- EXERCISE INSTRUCTIONS:
Write out each line from the data below that includes the word "Results".

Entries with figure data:
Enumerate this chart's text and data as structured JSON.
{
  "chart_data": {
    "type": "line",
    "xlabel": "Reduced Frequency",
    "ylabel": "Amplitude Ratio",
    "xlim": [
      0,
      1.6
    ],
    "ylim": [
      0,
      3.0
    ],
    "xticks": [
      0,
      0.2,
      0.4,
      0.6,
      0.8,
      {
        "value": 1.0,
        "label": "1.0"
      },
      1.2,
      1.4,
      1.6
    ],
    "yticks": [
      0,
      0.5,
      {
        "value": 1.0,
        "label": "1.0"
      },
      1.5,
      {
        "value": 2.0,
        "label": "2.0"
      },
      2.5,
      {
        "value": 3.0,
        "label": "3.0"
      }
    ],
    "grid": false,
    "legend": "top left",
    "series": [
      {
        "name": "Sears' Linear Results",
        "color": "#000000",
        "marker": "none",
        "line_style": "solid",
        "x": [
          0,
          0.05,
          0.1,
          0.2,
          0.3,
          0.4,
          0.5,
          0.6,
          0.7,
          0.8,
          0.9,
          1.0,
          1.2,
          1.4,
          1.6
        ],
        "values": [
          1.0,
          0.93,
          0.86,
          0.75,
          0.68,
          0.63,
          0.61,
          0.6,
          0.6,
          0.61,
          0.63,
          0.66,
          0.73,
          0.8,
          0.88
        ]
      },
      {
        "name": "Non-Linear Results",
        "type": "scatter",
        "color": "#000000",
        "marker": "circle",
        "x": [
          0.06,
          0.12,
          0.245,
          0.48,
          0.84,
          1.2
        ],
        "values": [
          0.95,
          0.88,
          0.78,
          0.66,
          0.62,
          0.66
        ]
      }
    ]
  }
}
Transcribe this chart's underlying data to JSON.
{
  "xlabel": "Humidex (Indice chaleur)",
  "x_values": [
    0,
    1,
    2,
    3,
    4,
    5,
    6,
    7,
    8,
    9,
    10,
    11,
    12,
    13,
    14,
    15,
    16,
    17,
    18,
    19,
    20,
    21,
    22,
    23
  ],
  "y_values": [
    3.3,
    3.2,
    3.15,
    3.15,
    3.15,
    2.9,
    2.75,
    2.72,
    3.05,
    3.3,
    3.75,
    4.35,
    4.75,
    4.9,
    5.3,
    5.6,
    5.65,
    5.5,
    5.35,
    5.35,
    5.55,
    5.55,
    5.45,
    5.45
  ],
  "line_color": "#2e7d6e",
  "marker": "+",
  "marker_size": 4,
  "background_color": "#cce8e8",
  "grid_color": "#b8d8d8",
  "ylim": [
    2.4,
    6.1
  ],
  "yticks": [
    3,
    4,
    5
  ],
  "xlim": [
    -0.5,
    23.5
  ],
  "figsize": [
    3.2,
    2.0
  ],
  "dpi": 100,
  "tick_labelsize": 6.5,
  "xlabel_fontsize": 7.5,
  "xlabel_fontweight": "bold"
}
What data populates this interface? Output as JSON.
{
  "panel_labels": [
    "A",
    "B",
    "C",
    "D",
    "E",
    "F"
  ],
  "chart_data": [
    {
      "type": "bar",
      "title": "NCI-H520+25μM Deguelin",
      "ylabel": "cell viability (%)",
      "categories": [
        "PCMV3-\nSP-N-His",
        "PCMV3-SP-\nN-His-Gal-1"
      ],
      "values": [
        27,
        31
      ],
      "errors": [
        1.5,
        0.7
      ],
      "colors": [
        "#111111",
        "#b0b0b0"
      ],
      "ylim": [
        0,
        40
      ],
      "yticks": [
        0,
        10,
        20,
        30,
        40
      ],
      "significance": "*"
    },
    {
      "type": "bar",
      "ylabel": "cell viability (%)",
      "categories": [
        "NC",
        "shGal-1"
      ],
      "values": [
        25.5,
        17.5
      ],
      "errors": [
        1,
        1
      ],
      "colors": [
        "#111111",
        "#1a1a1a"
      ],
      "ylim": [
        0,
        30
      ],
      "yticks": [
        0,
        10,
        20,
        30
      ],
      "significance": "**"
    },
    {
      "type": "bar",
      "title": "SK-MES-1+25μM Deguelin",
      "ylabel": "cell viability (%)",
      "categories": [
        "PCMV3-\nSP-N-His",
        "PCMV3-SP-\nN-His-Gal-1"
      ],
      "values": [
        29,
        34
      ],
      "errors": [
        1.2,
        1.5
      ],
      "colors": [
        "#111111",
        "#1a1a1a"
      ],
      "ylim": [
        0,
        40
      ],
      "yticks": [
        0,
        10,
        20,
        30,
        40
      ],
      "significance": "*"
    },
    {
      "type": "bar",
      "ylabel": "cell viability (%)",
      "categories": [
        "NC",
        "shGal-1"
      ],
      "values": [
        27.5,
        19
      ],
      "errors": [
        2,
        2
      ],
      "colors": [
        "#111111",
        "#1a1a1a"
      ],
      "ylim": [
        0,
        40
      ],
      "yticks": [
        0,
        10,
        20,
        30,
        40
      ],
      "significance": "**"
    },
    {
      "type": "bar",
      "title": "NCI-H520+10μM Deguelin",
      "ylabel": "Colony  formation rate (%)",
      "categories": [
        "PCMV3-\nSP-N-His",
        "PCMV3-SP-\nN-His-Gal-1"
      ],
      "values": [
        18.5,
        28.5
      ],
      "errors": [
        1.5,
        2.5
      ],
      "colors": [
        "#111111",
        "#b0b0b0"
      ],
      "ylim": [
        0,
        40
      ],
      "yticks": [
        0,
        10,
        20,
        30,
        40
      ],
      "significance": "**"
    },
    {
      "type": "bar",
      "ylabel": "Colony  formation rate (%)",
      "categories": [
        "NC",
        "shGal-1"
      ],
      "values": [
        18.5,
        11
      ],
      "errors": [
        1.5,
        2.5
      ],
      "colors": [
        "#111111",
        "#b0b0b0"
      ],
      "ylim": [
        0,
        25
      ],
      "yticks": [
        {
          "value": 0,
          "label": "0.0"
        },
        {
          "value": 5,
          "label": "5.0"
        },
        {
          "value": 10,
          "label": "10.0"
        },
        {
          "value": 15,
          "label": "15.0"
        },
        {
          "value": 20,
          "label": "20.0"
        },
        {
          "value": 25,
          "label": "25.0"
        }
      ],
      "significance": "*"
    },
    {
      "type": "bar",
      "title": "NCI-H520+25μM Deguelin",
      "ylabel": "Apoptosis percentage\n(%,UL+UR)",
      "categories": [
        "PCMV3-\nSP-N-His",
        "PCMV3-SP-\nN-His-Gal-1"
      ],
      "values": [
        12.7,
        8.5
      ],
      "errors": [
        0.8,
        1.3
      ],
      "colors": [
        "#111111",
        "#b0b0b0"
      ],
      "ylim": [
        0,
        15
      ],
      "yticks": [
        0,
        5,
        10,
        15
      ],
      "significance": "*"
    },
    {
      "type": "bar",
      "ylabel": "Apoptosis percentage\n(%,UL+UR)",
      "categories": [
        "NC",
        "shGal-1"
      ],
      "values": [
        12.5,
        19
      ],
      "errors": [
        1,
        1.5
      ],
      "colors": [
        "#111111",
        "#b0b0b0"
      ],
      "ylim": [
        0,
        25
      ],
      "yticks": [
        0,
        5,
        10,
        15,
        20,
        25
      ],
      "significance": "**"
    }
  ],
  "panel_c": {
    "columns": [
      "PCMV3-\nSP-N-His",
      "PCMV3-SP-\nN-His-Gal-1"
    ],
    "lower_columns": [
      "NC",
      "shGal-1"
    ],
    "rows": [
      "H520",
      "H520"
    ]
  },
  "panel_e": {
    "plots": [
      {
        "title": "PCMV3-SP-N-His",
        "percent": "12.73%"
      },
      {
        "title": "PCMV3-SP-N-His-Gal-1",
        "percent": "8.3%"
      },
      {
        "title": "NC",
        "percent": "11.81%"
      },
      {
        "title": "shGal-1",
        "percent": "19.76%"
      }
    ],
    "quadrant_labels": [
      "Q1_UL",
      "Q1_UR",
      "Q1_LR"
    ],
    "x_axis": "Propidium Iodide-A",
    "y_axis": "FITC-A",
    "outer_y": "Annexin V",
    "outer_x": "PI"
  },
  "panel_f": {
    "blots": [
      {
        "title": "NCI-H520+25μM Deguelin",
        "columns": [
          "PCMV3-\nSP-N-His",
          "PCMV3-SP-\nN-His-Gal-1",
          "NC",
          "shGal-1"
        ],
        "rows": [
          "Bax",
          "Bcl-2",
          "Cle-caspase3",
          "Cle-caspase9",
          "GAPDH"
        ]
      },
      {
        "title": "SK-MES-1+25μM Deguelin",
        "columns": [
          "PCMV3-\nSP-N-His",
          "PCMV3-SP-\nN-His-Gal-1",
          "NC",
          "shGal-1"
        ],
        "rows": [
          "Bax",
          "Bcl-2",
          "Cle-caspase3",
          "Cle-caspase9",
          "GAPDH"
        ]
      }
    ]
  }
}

- THE SOLUTION:
        "name": "Sears' Linear Results",
        "name": "Non-Linear Results",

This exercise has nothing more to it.